**Data excerpts**:
______________________________
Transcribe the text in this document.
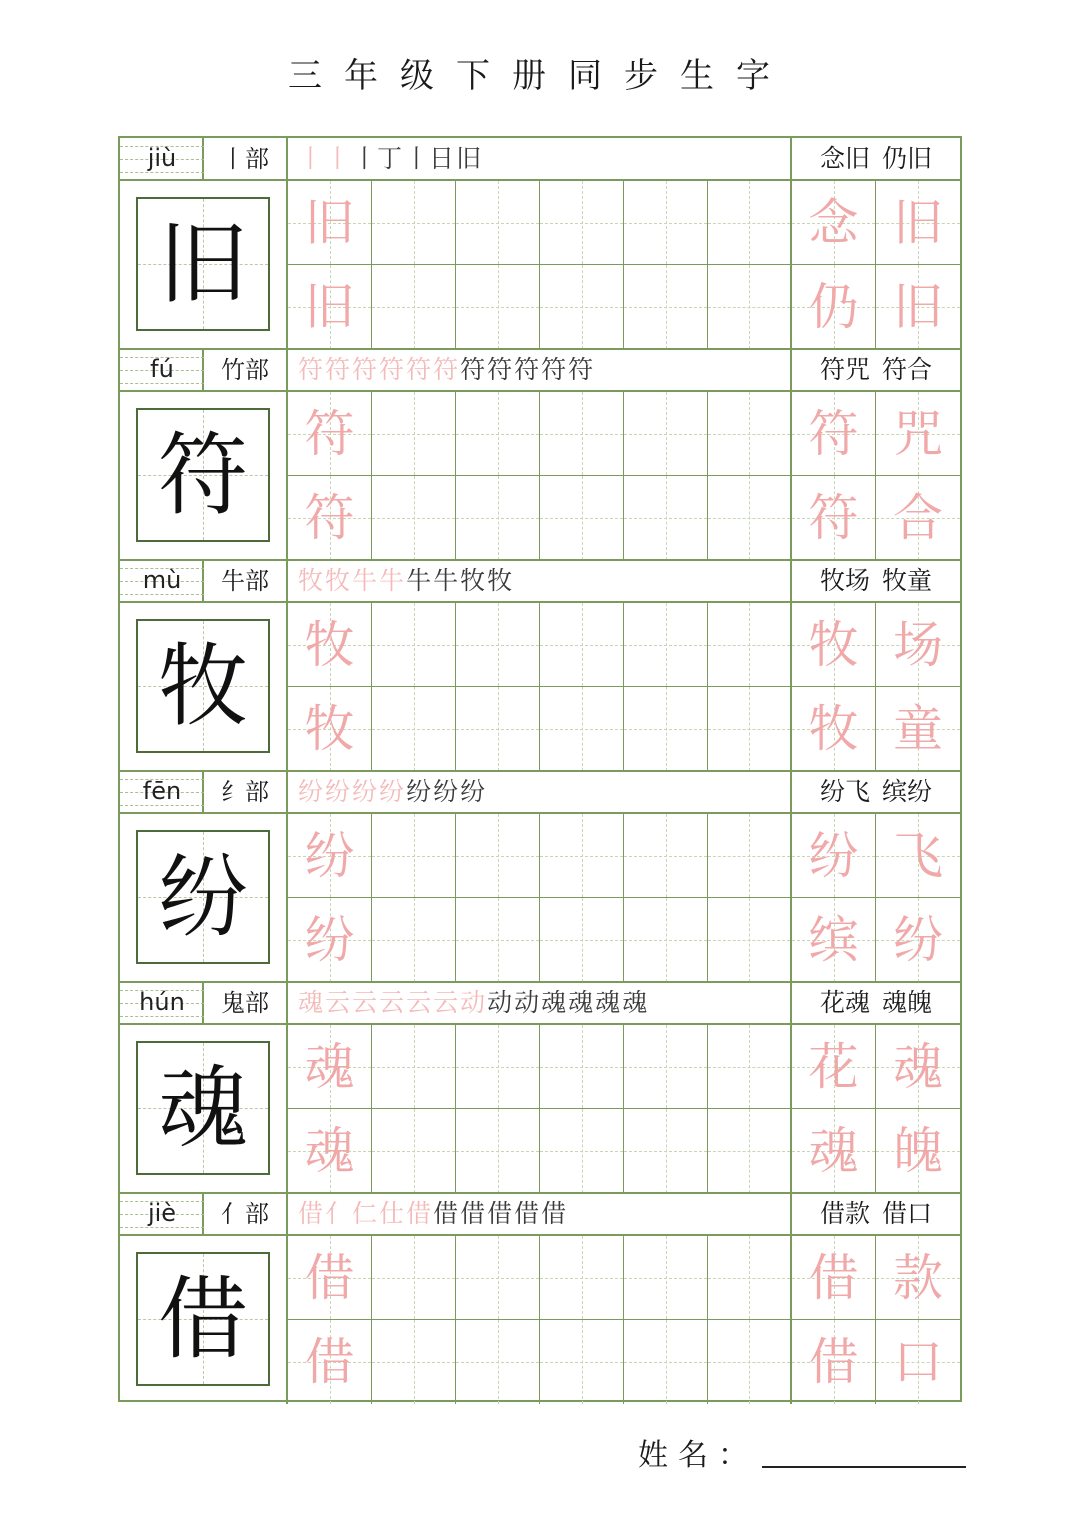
三年级下册同步生字
jiù	丨部	丨丨丨丁丨日旧	念旧 仍旧
旧	旧	念 旧
旧	仍 旧
fú	竹部	符符符符符符符符符符符	符咒 符合
符	符	符 咒
符	符 合
mù	牛部	牧牧牛牛牛牛牧牧	牧场 牧童
牧	牧	牧 场
牧	牧 童
fēn	纟部	纷纷纷纷纷纷纷	纷飞 缤纷
纷	纷	纷 飞
纷	缤 纷
hún	鬼部	魂云云云云云动动动魂魂魂魂	花魂 魂魄
魂	魂	花 魂
魂	魂 魄
jiè	亻部	借亻仁仕借借借借借借	借款 借口
借	借	借 款
借	借 口
姓名：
______________________________
**Your task**:
Set the pictures aside and transcribe the data above exactly.

**Task output**:
Transcribe the text in this document.
三年级下册同步生字
jiù	丨部	丨丨丨丁丨日旧	念旧 仍旧
旧	旧	念 旧
旧	仍 旧
fú	竹部	符符符符符符符符符符符	符咒 符合
符	符	符 咒
符	符 合
mù	牛部	牧牧牛牛牛牛牧牧	牧场 牧童
牧	牧	牧 场
牧	牧 童
fēn	纟部	纷纷纷纷纷纷纷	纷飞 缤纷
纷	纷	纷 飞
纷	缤 纷
hún	鬼部	魂云云云云云动动动魂魂魂魂	花魂 魂魄
魂	魂	花 魂
魂	魂 魄
jiè	亻部	借亻仁仕借借借借借借	借款 借口
借	借	借 款
借	借 口
姓名：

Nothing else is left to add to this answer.